### AIM
Out of the lines in this data, how many include "grass"? Give the number and nothing else.

══ MATERIAL TO PROCESS ══

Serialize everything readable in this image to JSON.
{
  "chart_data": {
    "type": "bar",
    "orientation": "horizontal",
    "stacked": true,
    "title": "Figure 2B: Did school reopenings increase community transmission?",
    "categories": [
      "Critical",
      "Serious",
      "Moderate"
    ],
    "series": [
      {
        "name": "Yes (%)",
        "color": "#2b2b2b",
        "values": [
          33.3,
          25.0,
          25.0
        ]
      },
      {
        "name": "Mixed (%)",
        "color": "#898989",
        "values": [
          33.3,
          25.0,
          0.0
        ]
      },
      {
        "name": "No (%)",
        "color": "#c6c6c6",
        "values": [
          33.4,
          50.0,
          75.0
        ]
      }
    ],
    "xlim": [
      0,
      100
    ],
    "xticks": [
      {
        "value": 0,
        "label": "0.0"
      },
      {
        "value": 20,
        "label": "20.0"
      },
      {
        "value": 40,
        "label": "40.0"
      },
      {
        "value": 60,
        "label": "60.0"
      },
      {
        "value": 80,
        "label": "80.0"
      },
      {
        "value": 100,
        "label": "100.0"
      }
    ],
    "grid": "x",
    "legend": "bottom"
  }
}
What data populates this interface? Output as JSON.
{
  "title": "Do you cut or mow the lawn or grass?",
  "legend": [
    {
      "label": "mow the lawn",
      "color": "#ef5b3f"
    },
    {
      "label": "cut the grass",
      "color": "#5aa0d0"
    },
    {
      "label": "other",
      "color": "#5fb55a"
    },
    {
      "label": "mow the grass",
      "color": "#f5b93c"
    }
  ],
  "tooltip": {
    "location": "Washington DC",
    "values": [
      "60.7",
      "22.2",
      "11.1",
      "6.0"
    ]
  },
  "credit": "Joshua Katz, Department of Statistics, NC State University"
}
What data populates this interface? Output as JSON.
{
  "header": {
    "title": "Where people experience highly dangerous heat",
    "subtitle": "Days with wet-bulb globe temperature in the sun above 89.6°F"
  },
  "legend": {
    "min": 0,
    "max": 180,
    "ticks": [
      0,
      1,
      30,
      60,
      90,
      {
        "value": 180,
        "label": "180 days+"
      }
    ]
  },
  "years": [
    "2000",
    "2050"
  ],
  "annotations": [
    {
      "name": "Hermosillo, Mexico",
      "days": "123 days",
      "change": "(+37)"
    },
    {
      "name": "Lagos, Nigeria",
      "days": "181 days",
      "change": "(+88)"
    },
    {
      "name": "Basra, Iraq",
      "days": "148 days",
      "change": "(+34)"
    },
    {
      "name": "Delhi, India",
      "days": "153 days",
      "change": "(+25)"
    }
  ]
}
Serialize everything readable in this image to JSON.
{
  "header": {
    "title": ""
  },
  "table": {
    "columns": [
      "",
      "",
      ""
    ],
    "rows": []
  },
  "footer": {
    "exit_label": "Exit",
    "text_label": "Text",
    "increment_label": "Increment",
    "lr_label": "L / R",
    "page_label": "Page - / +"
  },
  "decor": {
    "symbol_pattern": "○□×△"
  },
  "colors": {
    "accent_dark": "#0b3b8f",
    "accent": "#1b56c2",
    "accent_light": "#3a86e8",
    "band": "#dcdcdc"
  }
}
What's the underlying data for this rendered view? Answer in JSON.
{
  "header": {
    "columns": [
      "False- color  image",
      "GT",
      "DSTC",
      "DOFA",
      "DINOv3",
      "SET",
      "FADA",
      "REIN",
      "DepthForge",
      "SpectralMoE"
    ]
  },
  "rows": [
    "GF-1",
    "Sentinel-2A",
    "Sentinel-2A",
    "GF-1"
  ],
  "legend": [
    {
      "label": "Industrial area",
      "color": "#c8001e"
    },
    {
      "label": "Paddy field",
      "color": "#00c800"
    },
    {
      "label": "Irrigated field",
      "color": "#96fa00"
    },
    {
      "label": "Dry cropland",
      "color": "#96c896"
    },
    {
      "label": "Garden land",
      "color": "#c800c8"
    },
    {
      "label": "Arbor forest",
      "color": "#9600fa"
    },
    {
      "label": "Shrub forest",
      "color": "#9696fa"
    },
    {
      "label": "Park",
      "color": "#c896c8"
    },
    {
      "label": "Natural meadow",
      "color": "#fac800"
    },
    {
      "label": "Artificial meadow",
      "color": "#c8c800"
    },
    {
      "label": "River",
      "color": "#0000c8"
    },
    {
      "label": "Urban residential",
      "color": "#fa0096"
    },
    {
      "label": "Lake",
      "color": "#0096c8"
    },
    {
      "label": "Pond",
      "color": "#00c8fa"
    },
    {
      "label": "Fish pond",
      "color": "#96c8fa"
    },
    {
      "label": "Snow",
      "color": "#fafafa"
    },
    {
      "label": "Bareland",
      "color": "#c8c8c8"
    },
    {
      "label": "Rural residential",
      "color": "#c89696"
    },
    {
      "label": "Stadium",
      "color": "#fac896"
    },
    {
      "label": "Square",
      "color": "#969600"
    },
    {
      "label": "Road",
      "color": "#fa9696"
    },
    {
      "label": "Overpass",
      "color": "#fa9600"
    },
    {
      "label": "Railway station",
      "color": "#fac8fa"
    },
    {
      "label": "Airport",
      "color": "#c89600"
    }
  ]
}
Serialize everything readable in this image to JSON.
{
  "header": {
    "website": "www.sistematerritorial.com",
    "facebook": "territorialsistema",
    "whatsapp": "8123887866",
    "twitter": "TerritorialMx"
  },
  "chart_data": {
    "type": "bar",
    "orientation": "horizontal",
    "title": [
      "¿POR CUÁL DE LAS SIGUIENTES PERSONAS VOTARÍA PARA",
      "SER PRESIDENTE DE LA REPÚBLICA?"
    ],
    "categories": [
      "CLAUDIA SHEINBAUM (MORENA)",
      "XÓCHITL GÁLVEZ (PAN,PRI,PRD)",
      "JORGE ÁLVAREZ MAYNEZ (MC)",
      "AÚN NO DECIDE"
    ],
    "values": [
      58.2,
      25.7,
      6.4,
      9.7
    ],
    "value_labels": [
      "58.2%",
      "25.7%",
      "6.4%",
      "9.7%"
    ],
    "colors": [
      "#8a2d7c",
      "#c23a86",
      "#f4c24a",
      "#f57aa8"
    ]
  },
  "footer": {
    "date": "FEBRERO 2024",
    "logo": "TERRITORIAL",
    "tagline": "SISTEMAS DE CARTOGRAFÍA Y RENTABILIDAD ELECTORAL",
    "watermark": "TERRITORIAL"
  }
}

═══

### EXERCISE RESPONSE
3